Problem requirements » Leave the pictures out and transcribe every record exactly.

Given records »
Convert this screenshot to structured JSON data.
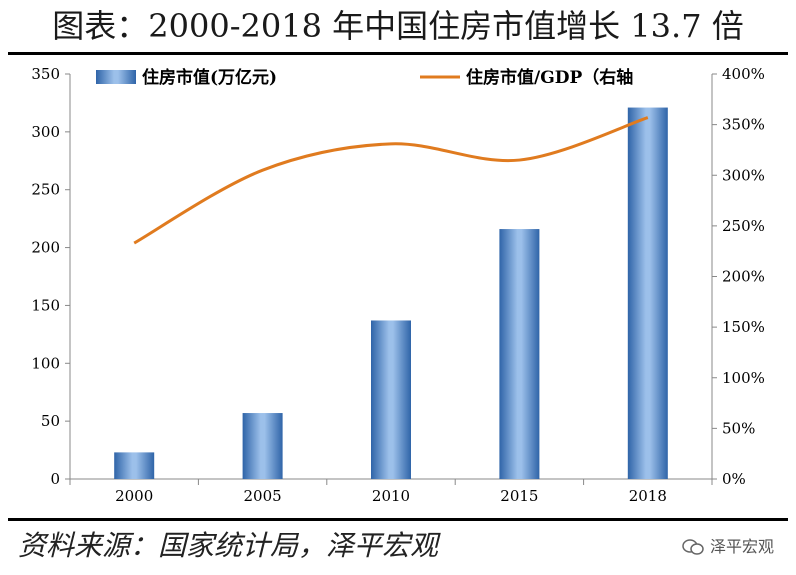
{
  "title": "图表：2000-2018 年中国住房市值增长 13.7 倍",
  "source": "资料来源：国家统计局，泽平宏观",
  "brand": "泽平宏观",
  "chart_data": {
    "type": "bar",
    "categories": [
      "2000",
      "2005",
      "2010",
      "2015",
      "2018"
    ],
    "series": [
      {
        "name": "住房市值(万亿元)",
        "type": "bar",
        "axis": "left",
        "values": [
          23,
          57,
          137,
          216,
          321
        ],
        "color": "#4a7ebb"
      },
      {
        "name": "住房市值/GDP（右轴",
        "type": "line",
        "axis": "right",
        "values": [
          233,
          305,
          331,
          315,
          357
        ],
        "color": "#e07b1f"
      }
    ],
    "ylim_left": [
      0,
      350
    ],
    "yticks_left": [
      "0",
      "50",
      "100",
      "150",
      "200",
      "250",
      "300",
      "350"
    ],
    "ylim_right": [
      0,
      400
    ],
    "yticks_right": [
      "0%",
      "50%",
      "100%",
      "150%",
      "200%",
      "250%",
      "300%",
      "350%",
      "400%"
    ],
    "legend": "top",
    "grid": false
  }
}
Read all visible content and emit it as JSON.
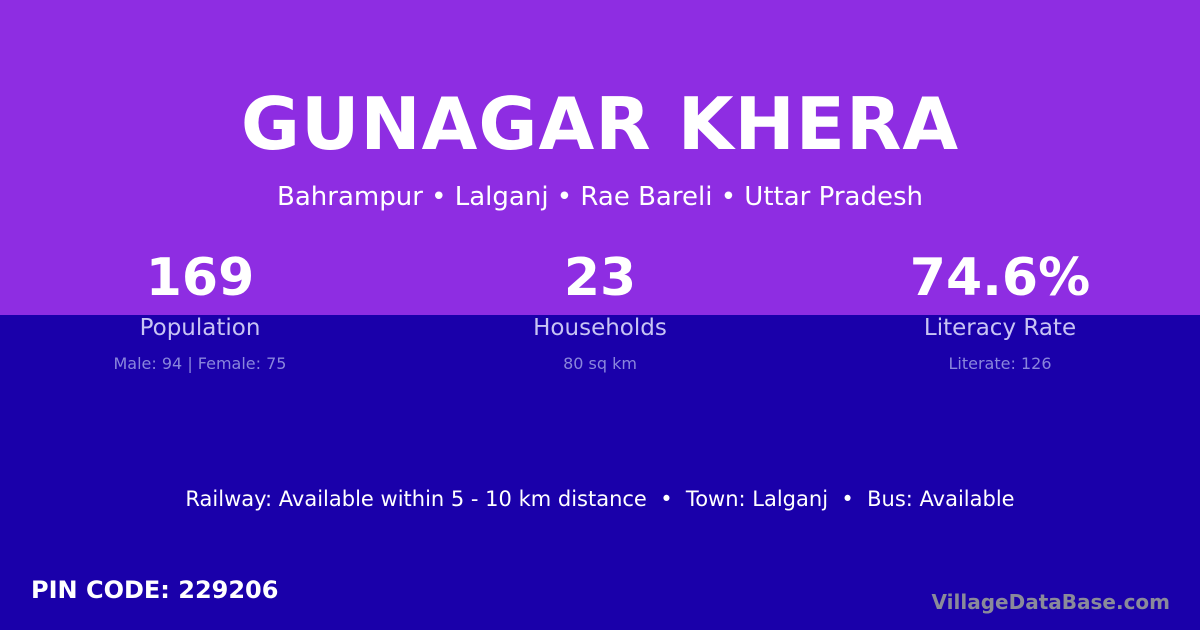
{
  "title": "GUNAGAR KHERA",
  "breadcrumb": "Bahrampur • Lalganj • Rae Bareli • Uttar Pradesh",
  "stats": [
    {
      "value": "169",
      "label": "Population",
      "detail": "Male: 94 | Female: 75"
    },
    {
      "value": "23",
      "label": "Households",
      "detail": "80 sq km"
    },
    {
      "value": "74.6%",
      "label": "Literacy Rate",
      "detail": "Literate: 126"
    }
  ],
  "info": "Railway: Available within 5 - 10 km distance  •  Town: Lalganj  •  Bus: Available",
  "pin": "PIN CODE: 229206",
  "brand": "VillageDataBase.com",
  "colors": {
    "top": "#8e2de2",
    "bottom": "#1a00aa"
  }
}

Exercise output »
Convert this screenshot to structured JSON data.
{
  "title": "图表：2000-2018 年中国住房市值增长 13.7 倍",
  "source": "资料来源：国家统计局，泽平宏观",
  "brand": "泽平宏观",
  "chart_data": {
    "type": "bar",
    "categories": [
      "2000",
      "2005",
      "2010",
      "2015",
      "2018"
    ],
    "series": [
      {
        "name": "住房市值(万亿元)",
        "type": "bar",
        "axis": "left",
        "values": [
          23,
          57,
          137,
          216,
          321
        ],
        "color": "#4a7ebb"
      },
      {
        "name": "住房市值/GDP（右轴",
        "type": "line",
        "axis": "right",
        "values": [
          233,
          305,
          331,
          315,
          357
        ],
        "color": "#e07b1f"
      }
    ],
    "ylim_left": [
      0,
      350
    ],
    "yticks_left": [
      "0",
      "50",
      "100",
      "150",
      "200",
      "250",
      "300",
      "350"
    ],
    "ylim_right": [
      0,
      400
    ],
    "yticks_right": [
      "0%",
      "50%",
      "100%",
      "150%",
      "200%",
      "250%",
      "300%",
      "350%",
      "400%"
    ],
    "legend": "top",
    "grid": false
  }
}
Read all visible content and emit it as JSON.
{
  "title": "GUNAGAR KHERA",
  "breadcrumb": "Bahrampur • Lalganj • Rae Bareli • Uttar Pradesh",
  "stats": [
    {
      "value": "169",
      "label": "Population",
      "detail": "Male: 94 | Female: 75"
    },
    {
      "value": "23",
      "label": "Households",
      "detail": "80 sq km"
    },
    {
      "value": "74.6%",
      "label": "Literacy Rate",
      "detail": "Literate: 126"
    }
  ],
  "info": "Railway: Available within 5 - 10 km distance  •  Town: Lalganj  •  Bus: Available",
  "pin": "PIN CODE: 229206",
  "brand": "VillageDataBase.com",
  "colors": {
    "top": "#8e2de2",
    "bottom": "#1a00aa"
  }
}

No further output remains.